═════ Data in this exercise ═════

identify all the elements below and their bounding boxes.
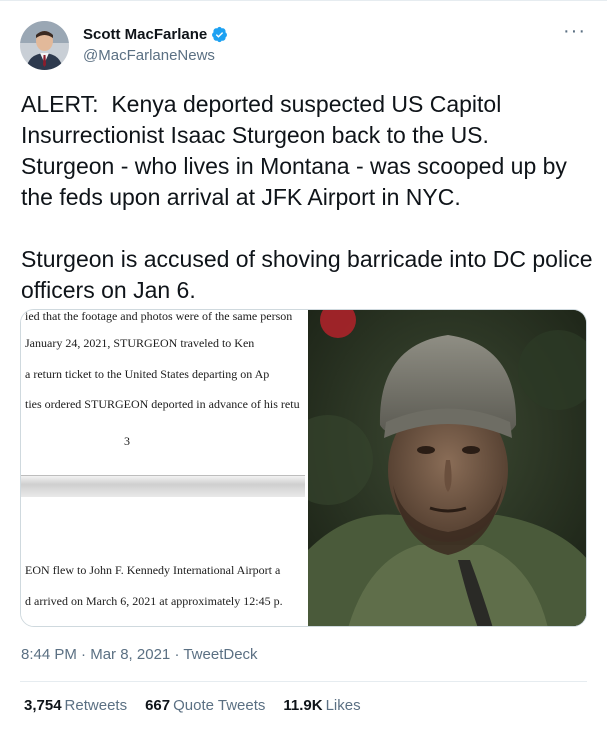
avatar-image (20, 21, 69, 70)
tweet-date[interactable]: Mar 8, 2021 (90, 646, 170, 663)
document-line: a return ticket to the United States dep… (25, 367, 270, 381)
verified-badge-icon (212, 26, 228, 43)
tweet-source[interactable]: TweetDeck (183, 646, 257, 663)
suspect-photo-image (308, 310, 586, 626)
document-page-number: 3 (124, 434, 130, 448)
document-page-break (21, 475, 305, 497)
tweet-card: Scott MacFarlane @MacFarlaneNews ··· ALE… (0, 0, 607, 735)
tweet-meta: 8:44 PM · Mar 8, 2021 · TweetDeck (21, 646, 258, 663)
retweets-stat[interactable]: 3,754 Retweets (24, 697, 127, 714)
tweet-media[interactable]: ied that the footage and photos were of … (20, 309, 587, 627)
tweet-header: Scott MacFarlane @MacFarlaneNews ··· (20, 21, 590, 73)
more-options-icon[interactable]: ··· (563, 21, 586, 41)
retweets-count: 3,754 (24, 697, 62, 714)
likes-label: Likes (325, 697, 361, 714)
likes-stat[interactable]: 11.9K Likes (283, 697, 360, 714)
quote-tweets-count: 667 (145, 697, 171, 714)
tweet-time[interactable]: 8:44 PM (21, 646, 77, 663)
document-line: ied that the footage and photos were of … (25, 309, 293, 323)
meta-separator: · (174, 646, 180, 663)
quote-tweets-label: Quote Tweets (173, 697, 266, 714)
avatar[interactable] (20, 21, 69, 70)
suspect-photo[interactable] (308, 310, 586, 626)
document-line: EON flew to John F. Kennedy Internationa… (25, 563, 281, 577)
quote-tweets-stat[interactable]: 667 Quote Tweets (145, 697, 265, 714)
document-line: January 24, 2021, STURGEON traveled to K… (25, 336, 255, 350)
document-line: d arrived on March 6, 2021 at approximat… (25, 594, 283, 608)
likes-count: 11.9K (283, 697, 323, 714)
author-handle[interactable]: @MacFarlaneNews (83, 47, 215, 64)
meta-separator: · (81, 646, 87, 663)
tweet-stats: 3,754 Retweets 667 Quote Tweets 11.9K Likes (24, 697, 379, 714)
author-display-name[interactable]: Scott MacFarlane (83, 26, 207, 43)
document-image[interactable]: ied that the footage and photos were of … (21, 309, 305, 626)
retweets-label: Retweets (64, 697, 128, 714)
author-name-row[interactable]: Scott MacFarlane (83, 26, 228, 43)
tweet-text: ALERT: Kenya deported suspected US Capit… (21, 91, 593, 303)
document-line: ties ordered STURGEON deported in advanc… (25, 397, 300, 411)
divider (20, 681, 587, 682)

═════

- Exercise requirements: Count the lines in the data above that contain the string "author", treating case as significant. Reply with the number alone.

- Output of the exercise: 3